*EXTRACTED DATA:*
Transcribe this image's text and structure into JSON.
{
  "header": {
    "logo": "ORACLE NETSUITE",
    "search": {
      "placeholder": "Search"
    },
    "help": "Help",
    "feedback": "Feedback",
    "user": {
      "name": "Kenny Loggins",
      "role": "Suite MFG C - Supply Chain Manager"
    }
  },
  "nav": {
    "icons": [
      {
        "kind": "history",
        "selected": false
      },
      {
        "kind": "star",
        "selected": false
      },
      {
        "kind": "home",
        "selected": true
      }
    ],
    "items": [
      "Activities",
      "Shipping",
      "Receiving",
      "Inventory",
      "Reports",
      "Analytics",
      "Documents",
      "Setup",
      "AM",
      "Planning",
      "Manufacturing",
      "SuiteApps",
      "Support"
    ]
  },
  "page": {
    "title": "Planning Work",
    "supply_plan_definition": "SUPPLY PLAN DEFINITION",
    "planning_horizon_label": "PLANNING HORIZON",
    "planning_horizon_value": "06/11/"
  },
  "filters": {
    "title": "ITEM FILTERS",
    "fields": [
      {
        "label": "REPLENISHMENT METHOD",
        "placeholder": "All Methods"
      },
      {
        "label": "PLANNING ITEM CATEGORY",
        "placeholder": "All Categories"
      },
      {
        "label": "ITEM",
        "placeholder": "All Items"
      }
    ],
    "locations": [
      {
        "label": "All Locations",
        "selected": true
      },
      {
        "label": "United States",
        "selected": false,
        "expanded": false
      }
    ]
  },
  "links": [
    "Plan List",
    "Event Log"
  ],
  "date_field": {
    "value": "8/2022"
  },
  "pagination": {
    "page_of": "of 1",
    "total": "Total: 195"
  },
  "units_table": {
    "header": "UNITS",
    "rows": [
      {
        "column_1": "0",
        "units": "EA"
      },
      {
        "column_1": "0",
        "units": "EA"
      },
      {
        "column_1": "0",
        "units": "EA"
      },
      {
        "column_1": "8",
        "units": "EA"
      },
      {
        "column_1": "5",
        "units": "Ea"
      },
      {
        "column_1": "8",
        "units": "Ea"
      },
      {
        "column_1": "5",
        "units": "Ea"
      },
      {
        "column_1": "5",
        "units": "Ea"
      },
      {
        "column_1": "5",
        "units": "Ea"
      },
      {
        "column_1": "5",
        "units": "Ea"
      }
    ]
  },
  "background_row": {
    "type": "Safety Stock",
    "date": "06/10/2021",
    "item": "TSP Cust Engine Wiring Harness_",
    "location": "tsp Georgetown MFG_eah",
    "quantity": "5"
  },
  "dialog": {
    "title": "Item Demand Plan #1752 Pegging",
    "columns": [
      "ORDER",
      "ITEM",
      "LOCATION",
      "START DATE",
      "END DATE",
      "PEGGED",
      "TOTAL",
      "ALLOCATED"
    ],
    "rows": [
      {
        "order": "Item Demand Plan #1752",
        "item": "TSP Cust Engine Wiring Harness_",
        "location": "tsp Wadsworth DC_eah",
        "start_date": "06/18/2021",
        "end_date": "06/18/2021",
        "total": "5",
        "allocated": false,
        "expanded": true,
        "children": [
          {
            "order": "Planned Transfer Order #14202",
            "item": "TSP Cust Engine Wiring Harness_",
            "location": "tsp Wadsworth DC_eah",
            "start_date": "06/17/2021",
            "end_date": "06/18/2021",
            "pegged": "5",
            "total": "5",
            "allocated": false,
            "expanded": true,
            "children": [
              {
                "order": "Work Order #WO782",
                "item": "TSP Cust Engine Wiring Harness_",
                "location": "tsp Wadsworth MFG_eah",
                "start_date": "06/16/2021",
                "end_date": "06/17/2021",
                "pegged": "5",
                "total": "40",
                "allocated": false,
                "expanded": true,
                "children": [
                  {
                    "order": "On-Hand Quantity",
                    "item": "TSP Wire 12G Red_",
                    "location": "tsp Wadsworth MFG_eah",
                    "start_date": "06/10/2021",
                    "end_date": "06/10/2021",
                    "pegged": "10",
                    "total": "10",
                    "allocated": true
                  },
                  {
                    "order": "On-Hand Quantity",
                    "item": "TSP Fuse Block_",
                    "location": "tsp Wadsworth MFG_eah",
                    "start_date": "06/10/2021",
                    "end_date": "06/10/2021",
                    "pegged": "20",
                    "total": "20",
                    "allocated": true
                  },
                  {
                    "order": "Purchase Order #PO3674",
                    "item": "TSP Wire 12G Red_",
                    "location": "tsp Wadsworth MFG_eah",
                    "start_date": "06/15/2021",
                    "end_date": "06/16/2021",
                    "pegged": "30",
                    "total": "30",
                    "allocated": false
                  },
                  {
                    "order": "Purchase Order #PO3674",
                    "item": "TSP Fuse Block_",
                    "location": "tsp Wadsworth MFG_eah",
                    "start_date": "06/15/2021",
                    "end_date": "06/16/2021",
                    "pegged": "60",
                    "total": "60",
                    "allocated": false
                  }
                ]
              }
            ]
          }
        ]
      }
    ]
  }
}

*OBJECTIVE:*
Exactly as they are written, print the entries again.

*CORRECT ANSWER:*
Transcribe this image's text and structure into JSON.
{
  "header": {
    "logo": "ORACLE NETSUITE",
    "search": {
      "placeholder": "Search"
    },
    "help": "Help",
    "feedback": "Feedback",
    "user": {
      "name": "Kenny Loggins",
      "role": "Suite MFG C - Supply Chain Manager"
    }
  },
  "nav": {
    "icons": [
      {
        "kind": "history",
        "selected": false
      },
      {
        "kind": "star",
        "selected": false
      },
      {
        "kind": "home",
        "selected": true
      }
    ],
    "items": [
      "Activities",
      "Shipping",
      "Receiving",
      "Inventory",
      "Reports",
      "Analytics",
      "Documents",
      "Setup",
      "AM",
      "Planning",
      "Manufacturing",
      "SuiteApps",
      "Support"
    ]
  },
  "page": {
    "title": "Planning Work",
    "supply_plan_definition": "SUPPLY PLAN DEFINITION",
    "planning_horizon_label": "PLANNING HORIZON",
    "planning_horizon_value": "06/11/"
  },
  "filters": {
    "title": "ITEM FILTERS",
    "fields": [
      {
        "label": "REPLENISHMENT METHOD",
        "placeholder": "All Methods"
      },
      {
        "label": "PLANNING ITEM CATEGORY",
        "placeholder": "All Categories"
      },
      {
        "label": "ITEM",
        "placeholder": "All Items"
      }
    ],
    "locations": [
      {
        "label": "All Locations",
        "selected": true
      },
      {
        "label": "United States",
        "selected": false,
        "expanded": false
      }
    ]
  },
  "links": [
    "Plan List",
    "Event Log"
  ],
  "date_field": {
    "value": "8/2022"
  },
  "pagination": {
    "page_of": "of 1",
    "total": "Total: 195"
  },
  "units_table": {
    "header": "UNITS",
    "rows": [
      {
        "column_1": "0",
        "units": "EA"
      },
      {
        "column_1": "0",
        "units": "EA"
      },
      {
        "column_1": "0",
        "units": "EA"
      },
      {
        "column_1": "8",
        "units": "EA"
      },
      {
        "column_1": "5",
        "units": "Ea"
      },
      {
        "column_1": "8",
        "units": "Ea"
      },
      {
        "column_1": "5",
        "units": "Ea"
      },
      {
        "column_1": "5",
        "units": "Ea"
      },
      {
        "column_1": "5",
        "units": "Ea"
      },
      {
        "column_1": "5",
        "units": "Ea"
      }
    ]
  },
  "background_row": {
    "type": "Safety Stock",
    "date": "06/10/2021",
    "item": "TSP Cust Engine Wiring Harness_",
    "location": "tsp Georgetown MFG_eah",
    "quantity": "5"
  },
  "dialog": {
    "title": "Item Demand Plan #1752 Pegging",
    "columns": [
      "ORDER",
      "ITEM",
      "LOCATION",
      "START DATE",
      "END DATE",
      "PEGGED",
      "TOTAL",
      "ALLOCATED"
    ],
    "rows": [
      {
        "order": "Item Demand Plan #1752",
        "item": "TSP Cust Engine Wiring Harness_",
        "location": "tsp Wadsworth DC_eah",
        "start_date": "06/18/2021",
        "end_date": "06/18/2021",
        "total": "5",
        "allocated": false,
        "expanded": true,
        "children": [
          {
            "order": "Planned Transfer Order #14202",
            "item": "TSP Cust Engine Wiring Harness_",
            "location": "tsp Wadsworth DC_eah",
            "start_date": "06/17/2021",
            "end_date": "06/18/2021",
            "pegged": "5",
            "total": "5",
            "allocated": false,
            "expanded": true,
            "children": [
              {
                "order": "Work Order #WO782",
                "item": "TSP Cust Engine Wiring Harness_",
                "location": "tsp Wadsworth MFG_eah",
                "start_date": "06/16/2021",
                "end_date": "06/17/2021",
                "pegged": "5",
                "total": "40",
                "allocated": false,
                "expanded": true,
                "children": [
                  {
                    "order": "On-Hand Quantity",
                    "item": "TSP Wire 12G Red_",
                    "location": "tsp Wadsworth MFG_eah",
                    "start_date": "06/10/2021",
                    "end_date": "06/10/2021",
                    "pegged": "10",
                    "total": "10",
                    "allocated": true
                  },
                  {
                    "order": "On-Hand Quantity",
                    "item": "TSP Fuse Block_",
                    "location": "tsp Wadsworth MFG_eah",
                    "start_date": "06/10/2021",
                    "end_date": "06/10/2021",
                    "pegged": "20",
                    "total": "20",
                    "allocated": true
                  },
                  {
                    "order": "Purchase Order #PO3674",
                    "item": "TSP Wire 12G Red_",
                    "location": "tsp Wadsworth MFG_eah",
                    "start_date": "06/15/2021",
                    "end_date": "06/16/2021",
                    "pegged": "30",
                    "total": "30",
                    "allocated": false
                  },
                  {
                    "order": "Purchase Order #PO3674",
                    "item": "TSP Fuse Block_",
                    "location": "tsp Wadsworth MFG_eah",
                    "start_date": "06/15/2021",
                    "end_date": "06/16/2021",
                    "pegged": "60",
                    "total": "60",
                    "allocated": false
                  }
                ]
              }
            ]
          }
        ]
      }
    ]
  }
}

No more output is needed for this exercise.